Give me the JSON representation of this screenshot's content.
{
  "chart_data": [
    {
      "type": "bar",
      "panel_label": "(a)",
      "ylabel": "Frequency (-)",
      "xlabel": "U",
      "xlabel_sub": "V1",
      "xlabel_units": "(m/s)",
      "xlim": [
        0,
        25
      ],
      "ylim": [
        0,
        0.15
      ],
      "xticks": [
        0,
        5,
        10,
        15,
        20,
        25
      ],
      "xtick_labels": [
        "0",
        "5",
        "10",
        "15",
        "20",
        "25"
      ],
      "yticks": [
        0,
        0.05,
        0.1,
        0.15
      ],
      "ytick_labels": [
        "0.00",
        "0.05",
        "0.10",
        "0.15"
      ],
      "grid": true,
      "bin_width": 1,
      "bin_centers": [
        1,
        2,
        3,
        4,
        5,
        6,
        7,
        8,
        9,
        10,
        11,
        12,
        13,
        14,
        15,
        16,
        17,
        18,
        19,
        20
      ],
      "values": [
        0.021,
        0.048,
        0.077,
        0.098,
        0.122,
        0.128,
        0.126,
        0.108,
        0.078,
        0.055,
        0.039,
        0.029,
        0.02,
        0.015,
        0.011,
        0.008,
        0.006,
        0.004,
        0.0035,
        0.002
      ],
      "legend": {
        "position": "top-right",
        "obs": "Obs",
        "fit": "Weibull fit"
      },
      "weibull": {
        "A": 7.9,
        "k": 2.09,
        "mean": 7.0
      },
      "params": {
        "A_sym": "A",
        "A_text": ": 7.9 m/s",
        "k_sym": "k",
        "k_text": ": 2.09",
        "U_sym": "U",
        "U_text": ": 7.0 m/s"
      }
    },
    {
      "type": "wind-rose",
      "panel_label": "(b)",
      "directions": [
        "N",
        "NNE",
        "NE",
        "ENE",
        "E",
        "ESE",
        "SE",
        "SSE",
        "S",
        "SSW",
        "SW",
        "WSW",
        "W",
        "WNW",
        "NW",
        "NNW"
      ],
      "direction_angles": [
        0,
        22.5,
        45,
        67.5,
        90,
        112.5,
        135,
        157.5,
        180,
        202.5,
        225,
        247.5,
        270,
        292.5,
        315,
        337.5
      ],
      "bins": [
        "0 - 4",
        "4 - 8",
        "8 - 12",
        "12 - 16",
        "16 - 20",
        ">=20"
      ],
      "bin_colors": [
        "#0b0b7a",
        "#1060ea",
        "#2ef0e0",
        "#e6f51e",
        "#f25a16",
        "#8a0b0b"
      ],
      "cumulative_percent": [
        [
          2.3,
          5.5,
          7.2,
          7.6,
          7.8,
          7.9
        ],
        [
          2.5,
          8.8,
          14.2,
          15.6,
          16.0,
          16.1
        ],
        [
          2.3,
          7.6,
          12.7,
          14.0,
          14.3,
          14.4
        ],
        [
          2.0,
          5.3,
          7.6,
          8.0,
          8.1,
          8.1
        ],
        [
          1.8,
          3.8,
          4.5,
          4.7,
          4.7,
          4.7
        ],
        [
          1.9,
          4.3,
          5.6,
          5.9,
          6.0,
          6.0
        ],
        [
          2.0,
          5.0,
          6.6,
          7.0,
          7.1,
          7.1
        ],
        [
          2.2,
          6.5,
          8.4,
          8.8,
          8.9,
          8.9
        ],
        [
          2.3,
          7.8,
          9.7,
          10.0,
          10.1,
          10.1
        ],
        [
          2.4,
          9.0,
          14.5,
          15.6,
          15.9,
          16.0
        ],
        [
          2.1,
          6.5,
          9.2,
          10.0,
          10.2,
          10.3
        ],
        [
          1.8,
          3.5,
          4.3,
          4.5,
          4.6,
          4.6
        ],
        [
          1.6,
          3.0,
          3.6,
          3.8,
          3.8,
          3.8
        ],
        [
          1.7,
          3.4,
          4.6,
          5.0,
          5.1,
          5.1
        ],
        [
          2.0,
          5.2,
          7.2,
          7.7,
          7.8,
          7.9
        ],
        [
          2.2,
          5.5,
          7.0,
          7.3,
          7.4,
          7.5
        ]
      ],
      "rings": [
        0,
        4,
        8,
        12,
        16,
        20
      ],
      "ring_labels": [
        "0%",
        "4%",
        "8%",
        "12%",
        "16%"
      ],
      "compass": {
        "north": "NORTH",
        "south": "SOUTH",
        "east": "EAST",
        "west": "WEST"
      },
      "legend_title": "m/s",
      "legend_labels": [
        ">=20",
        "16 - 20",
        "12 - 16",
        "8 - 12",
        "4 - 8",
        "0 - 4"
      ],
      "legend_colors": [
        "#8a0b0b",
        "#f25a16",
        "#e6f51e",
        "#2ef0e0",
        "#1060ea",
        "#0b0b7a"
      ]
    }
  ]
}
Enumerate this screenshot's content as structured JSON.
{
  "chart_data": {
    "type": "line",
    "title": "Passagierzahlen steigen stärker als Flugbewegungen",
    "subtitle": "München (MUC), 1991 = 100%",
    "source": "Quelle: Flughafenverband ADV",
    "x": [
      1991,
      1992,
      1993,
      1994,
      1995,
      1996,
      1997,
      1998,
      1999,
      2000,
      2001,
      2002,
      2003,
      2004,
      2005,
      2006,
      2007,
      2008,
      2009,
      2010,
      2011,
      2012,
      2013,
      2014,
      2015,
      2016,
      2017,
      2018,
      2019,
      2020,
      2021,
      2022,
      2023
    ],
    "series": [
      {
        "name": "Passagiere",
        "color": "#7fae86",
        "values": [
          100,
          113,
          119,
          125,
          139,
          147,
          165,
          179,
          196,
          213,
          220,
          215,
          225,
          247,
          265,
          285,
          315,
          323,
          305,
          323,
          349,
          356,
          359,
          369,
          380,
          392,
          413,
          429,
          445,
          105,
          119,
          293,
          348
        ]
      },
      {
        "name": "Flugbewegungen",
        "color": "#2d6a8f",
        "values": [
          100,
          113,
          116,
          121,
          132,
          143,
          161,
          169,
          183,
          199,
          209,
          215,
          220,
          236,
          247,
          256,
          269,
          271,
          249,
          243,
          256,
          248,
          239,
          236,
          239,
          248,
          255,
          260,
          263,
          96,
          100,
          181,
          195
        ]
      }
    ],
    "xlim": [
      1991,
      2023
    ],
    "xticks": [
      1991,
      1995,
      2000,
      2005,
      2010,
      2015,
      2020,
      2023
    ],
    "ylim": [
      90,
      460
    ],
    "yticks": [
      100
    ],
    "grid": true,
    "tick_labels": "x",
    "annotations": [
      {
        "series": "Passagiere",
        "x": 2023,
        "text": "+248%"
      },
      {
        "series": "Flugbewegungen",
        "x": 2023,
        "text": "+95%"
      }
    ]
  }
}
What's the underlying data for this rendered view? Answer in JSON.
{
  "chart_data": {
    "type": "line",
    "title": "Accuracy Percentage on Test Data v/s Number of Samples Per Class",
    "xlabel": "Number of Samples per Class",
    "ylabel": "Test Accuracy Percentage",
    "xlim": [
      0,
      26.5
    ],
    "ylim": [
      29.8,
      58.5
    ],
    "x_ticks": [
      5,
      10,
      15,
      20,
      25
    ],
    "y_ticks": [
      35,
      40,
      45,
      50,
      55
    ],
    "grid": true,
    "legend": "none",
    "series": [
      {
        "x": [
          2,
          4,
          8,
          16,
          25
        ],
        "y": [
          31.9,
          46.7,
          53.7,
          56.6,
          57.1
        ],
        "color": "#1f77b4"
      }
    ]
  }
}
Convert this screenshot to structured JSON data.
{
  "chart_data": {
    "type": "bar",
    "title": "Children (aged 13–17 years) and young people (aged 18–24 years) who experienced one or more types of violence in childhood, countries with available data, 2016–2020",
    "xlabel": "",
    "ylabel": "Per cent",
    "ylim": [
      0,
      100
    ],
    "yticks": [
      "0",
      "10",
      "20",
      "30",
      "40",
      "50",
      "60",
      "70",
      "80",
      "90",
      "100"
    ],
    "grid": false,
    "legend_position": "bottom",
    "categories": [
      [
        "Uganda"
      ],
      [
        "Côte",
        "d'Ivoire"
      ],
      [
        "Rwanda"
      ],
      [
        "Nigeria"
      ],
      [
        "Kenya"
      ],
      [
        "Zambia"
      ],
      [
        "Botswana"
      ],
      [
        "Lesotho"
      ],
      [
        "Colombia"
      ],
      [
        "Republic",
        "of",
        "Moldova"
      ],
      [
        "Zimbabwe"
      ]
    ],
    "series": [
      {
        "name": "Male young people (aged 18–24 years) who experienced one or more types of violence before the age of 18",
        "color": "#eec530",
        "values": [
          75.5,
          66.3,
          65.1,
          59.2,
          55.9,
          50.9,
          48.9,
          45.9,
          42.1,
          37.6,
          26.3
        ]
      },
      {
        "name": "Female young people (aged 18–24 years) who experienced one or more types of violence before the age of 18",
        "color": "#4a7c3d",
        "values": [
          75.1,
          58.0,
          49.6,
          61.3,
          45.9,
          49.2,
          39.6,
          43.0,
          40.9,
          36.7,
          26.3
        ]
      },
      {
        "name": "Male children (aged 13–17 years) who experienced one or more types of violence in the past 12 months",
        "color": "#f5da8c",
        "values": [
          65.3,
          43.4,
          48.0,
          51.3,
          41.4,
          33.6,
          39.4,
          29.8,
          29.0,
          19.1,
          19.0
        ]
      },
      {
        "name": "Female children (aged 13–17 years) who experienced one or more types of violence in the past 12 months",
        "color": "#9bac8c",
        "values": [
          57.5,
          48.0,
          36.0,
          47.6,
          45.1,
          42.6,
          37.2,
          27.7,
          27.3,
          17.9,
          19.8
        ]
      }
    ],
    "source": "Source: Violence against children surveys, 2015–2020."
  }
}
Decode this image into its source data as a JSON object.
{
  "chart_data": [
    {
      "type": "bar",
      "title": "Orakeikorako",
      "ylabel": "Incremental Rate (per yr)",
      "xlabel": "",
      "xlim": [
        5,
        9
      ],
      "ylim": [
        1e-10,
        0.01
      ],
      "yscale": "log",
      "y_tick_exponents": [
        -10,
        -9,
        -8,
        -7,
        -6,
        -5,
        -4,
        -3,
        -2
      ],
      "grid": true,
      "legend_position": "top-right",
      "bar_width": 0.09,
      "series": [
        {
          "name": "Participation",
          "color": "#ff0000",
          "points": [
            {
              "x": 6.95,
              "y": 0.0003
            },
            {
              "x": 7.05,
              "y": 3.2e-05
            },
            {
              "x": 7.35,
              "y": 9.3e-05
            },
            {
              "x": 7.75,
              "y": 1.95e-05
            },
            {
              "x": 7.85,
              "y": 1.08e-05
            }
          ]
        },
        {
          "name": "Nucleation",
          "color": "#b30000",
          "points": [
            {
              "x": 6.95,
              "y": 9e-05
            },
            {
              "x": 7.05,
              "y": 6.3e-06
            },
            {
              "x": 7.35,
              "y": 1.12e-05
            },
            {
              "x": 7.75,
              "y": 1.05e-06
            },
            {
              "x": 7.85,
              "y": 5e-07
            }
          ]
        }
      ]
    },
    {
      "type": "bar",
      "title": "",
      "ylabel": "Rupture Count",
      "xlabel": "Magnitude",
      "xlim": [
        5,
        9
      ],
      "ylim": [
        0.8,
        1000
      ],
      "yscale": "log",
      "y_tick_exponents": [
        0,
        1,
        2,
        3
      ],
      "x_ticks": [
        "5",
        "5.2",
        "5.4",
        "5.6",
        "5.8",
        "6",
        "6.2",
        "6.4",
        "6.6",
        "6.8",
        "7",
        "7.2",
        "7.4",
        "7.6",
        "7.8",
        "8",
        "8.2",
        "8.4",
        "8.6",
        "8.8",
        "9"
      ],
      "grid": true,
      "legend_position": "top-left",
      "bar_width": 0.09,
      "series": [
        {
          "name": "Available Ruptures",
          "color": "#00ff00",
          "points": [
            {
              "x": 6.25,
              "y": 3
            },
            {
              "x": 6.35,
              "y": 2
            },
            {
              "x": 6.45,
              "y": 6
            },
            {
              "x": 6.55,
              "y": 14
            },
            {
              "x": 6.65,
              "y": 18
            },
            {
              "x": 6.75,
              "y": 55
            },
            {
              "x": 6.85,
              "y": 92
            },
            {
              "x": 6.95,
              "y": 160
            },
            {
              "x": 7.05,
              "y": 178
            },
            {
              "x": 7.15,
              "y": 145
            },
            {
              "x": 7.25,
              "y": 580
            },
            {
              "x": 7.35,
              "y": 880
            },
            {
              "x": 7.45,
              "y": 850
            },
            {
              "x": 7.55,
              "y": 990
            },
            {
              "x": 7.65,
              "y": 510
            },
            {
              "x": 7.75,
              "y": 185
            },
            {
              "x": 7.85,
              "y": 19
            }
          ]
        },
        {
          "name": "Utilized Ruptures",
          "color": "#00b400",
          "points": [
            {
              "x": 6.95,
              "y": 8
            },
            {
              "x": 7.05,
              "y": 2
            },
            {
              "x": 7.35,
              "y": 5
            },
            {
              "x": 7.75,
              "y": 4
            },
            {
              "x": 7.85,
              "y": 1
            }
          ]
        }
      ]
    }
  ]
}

· · · · ·

Select all lines with the word "months" from the entries above.

        "name": "Male children (aged 13–17 years) who experienced one or more types of violence in the past 12 months",
        "name": "Female children (aged 13–17 years) who experienced one or more types of violence in the past 12 months",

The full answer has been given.